— WRITTEN INSTRUCTION —
The records that follow should be retyped word for word.

────────────────────

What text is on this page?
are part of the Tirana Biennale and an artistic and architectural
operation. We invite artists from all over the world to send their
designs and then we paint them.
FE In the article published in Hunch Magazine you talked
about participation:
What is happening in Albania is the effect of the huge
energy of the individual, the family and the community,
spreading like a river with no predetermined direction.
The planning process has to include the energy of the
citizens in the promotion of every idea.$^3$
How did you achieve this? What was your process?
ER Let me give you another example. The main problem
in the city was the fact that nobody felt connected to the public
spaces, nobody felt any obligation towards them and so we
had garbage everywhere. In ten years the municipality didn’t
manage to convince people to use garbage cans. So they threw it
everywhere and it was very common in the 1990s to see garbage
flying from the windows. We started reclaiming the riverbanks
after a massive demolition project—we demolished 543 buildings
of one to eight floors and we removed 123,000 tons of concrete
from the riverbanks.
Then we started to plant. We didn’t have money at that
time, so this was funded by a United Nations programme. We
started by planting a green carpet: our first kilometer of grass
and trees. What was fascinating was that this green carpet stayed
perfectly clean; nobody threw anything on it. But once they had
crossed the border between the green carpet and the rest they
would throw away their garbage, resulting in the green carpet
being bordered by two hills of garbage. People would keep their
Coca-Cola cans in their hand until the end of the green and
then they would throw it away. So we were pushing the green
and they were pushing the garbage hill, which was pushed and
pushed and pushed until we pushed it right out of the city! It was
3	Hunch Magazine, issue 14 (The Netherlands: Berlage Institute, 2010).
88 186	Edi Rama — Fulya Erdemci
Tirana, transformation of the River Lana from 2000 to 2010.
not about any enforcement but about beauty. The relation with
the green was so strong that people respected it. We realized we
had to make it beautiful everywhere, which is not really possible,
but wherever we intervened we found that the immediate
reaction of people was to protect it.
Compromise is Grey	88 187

────────────────────

— SOLUTION FOR THIS PROBLEM —
What text is on this page?
are part of the Tirana Biennale and an artistic and architectural
operation. We invite artists from all over the world to send their
designs and then we paint them.
FE In the article published in Hunch Magazine you talked
about participation:
What is happening in Albania is the effect of the huge
energy of the individual, the family and the community,
spreading like a river with no predetermined direction.
The planning process has to include the energy of the
citizens in the promotion of every idea.$^3$
How did you achieve this? What was your process?
ER Let me give you another example. The main problem
in the city was the fact that nobody felt connected to the public
spaces, nobody felt any obligation towards them and so we
had garbage everywhere. In ten years the municipality didn’t
manage to convince people to use garbage cans. So they threw it
everywhere and it was very common in the 1990s to see garbage
flying from the windows. We started reclaiming the riverbanks
after a massive demolition project—we demolished 543 buildings
of one to eight floors and we removed 123,000 tons of concrete
from the riverbanks.
Then we started to plant. We didn’t have money at that
time, so this was funded by a United Nations programme. We
started by planting a green carpet: our first kilometer of grass
and trees. What was fascinating was that this green carpet stayed
perfectly clean; nobody threw anything on it. But once they had
crossed the border between the green carpet and the rest they
would throw away their garbage, resulting in the green carpet
being bordered by two hills of garbage. People would keep their
Coca-Cola cans in their hand until the end of the green and
then they would throw it away. So we were pushing the green
and they were pushing the garbage hill, which was pushed and
pushed and pushed until we pushed it right out of the city! It was
3	Hunch Magazine, issue 14 (The Netherlands: Berlage Institute, 2010).
88 186	Edi Rama — Fulya Erdemci
Tirana, transformation of the River Lana from 2000 to 2010.
not about any enforcement but about beauty. The relation with
the green was so strong that people respected it. We realized we
had to make it beautiful everywhere, which is not really possible,
but wherever we intervened we found that the immediate
reaction of people was to protect it.
Compromise is Grey	88 187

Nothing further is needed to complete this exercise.